> Task
Write out the listing below without alteration, omitting its pictures.

> Given records
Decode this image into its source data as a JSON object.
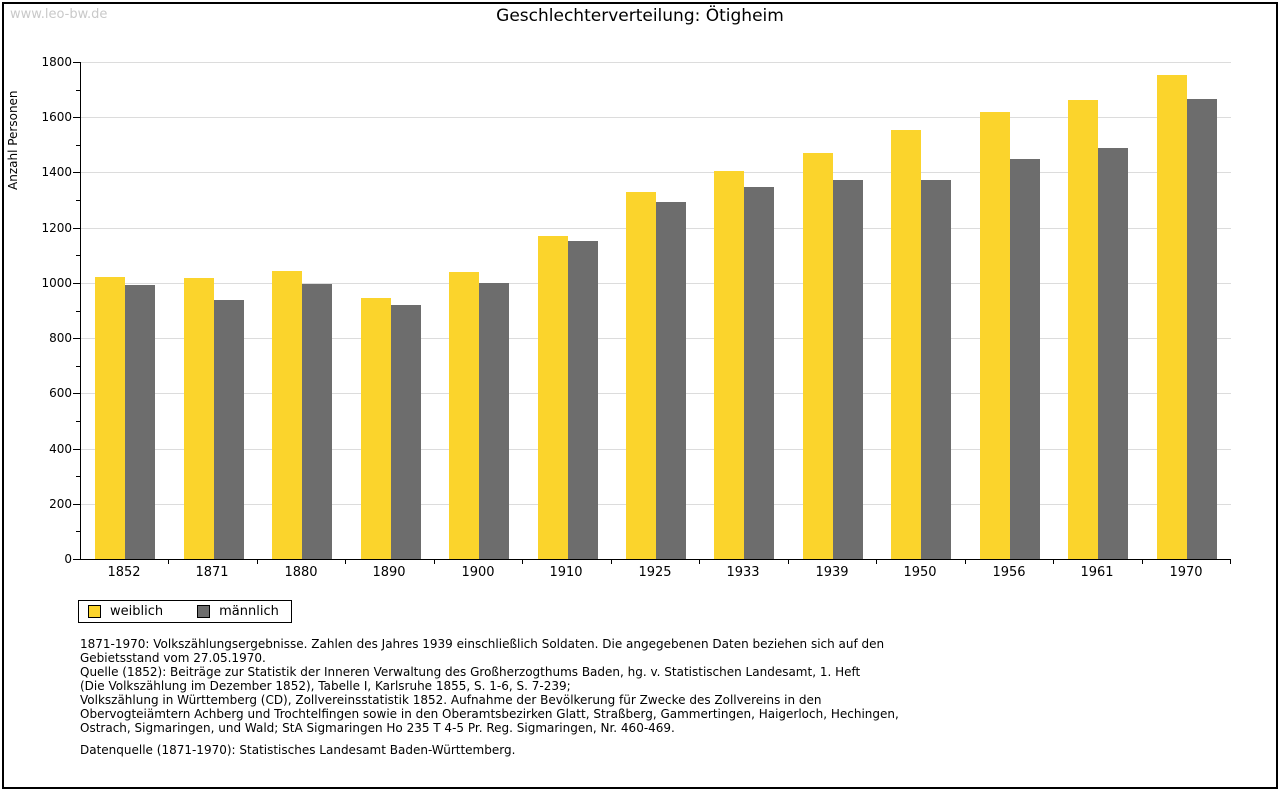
{
  "page": {
    "watermark": "www.leo-bw.de"
  },
  "chart_data": {
    "type": "bar",
    "title": "Geschlechterverteilung: Ötigheim",
    "xlabel": "",
    "ylabel": "Anzahl Personen",
    "categories": [
      "1852",
      "1871",
      "1880",
      "1890",
      "1900",
      "1910",
      "1925",
      "1933",
      "1939",
      "1950",
      "1956",
      "1961",
      "1970"
    ],
    "series": [
      {
        "name": "weiblich",
        "color": "#fbd42c",
        "values": [
          1020,
          1018,
          1043,
          945,
          1038,
          1170,
          1330,
          1405,
          1470,
          1553,
          1620,
          1662,
          1754
        ]
      },
      {
        "name": "männlich",
        "color": "#6d6d6d",
        "values": [
          993,
          937,
          997,
          920,
          1000,
          1150,
          1294,
          1347,
          1374,
          1374,
          1448,
          1489,
          1667
        ]
      }
    ],
    "ylim": [
      0,
      1800
    ],
    "ytick_step": 200,
    "grid": true,
    "gridline_color": "#dcdcdc",
    "legend_position": "bottom-left"
  },
  "footnotes": {
    "lines": [
      "1871-1970: Volkszählungsergebnisse. Zahlen des Jahres 1939 einschließlich Soldaten. Die angegebenen Daten beziehen sich auf den",
      "Gebietsstand vom 27.05.1970.",
      "Quelle (1852): Beiträge zur Statistik der Inneren Verwaltung des Großherzogthums Baden, hg. v. Statistischen Landesamt, 1. Heft",
      "(Die Volkszählung im Dezember 1852), Tabelle I, Karlsruhe 1855, S. 1-6, S. 7-239;",
      "Volkszählung in Württemberg (CD), Zollvereinsstatistik 1852. Aufnahme der Bevölkerung für Zwecke des Zollvereins in den",
      "Obervogteiämtern Achberg und Trochtelfingen sowie in den Oberamtsbezirken Glatt, Straßberg, Gammertingen, Haigerloch, Hechingen,",
      "Ostrach, Sigmaringen, und Wald; StA Sigmaringen Ho 235 T 4-5 Pr. Reg. Sigmaringen, Nr. 460-469."
    ],
    "datasource": "Datenquelle (1871-1970): Statistisches Landesamt Baden-Württemberg."
  }
}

> Task response
Decode this image into its source data as a JSON object.
{
  "page": {
    "watermark": "www.leo-bw.de"
  },
  "chart_data": {
    "type": "bar",
    "title": "Geschlechterverteilung: Ötigheim",
    "xlabel": "",
    "ylabel": "Anzahl Personen",
    "categories": [
      "1852",
      "1871",
      "1880",
      "1890",
      "1900",
      "1910",
      "1925",
      "1933",
      "1939",
      "1950",
      "1956",
      "1961",
      "1970"
    ],
    "series": [
      {
        "name": "weiblich",
        "color": "#fbd42c",
        "values": [
          1020,
          1018,
          1043,
          945,
          1038,
          1170,
          1330,
          1405,
          1470,
          1553,
          1620,
          1662,
          1754
        ]
      },
      {
        "name": "männlich",
        "color": "#6d6d6d",
        "values": [
          993,
          937,
          997,
          920,
          1000,
          1150,
          1294,
          1347,
          1374,
          1374,
          1448,
          1489,
          1667
        ]
      }
    ],
    "ylim": [
      0,
      1800
    ],
    "ytick_step": 200,
    "grid": true,
    "gridline_color": "#dcdcdc",
    "legend_position": "bottom-left"
  },
  "footnotes": {
    "lines": [
      "1871-1970: Volkszählungsergebnisse. Zahlen des Jahres 1939 einschließlich Soldaten. Die angegebenen Daten beziehen sich auf den",
      "Gebietsstand vom 27.05.1970.",
      "Quelle (1852): Beiträge zur Statistik der Inneren Verwaltung des Großherzogthums Baden, hg. v. Statistischen Landesamt, 1. Heft",
      "(Die Volkszählung im Dezember 1852), Tabelle I, Karlsruhe 1855, S. 1-6, S. 7-239;",
      "Volkszählung in Württemberg (CD), Zollvereinsstatistik 1852. Aufnahme der Bevölkerung für Zwecke des Zollvereins in den",
      "Obervogteiämtern Achberg und Trochtelfingen sowie in den Oberamtsbezirken Glatt, Straßberg, Gammertingen, Haigerloch, Hechingen,",
      "Ostrach, Sigmaringen, und Wald; StA Sigmaringen Ho 235 T 4-5 Pr. Reg. Sigmaringen, Nr. 460-469."
    ],
    "datasource": "Datenquelle (1871-1970): Statistisches Landesamt Baden-Württemberg."
  }
}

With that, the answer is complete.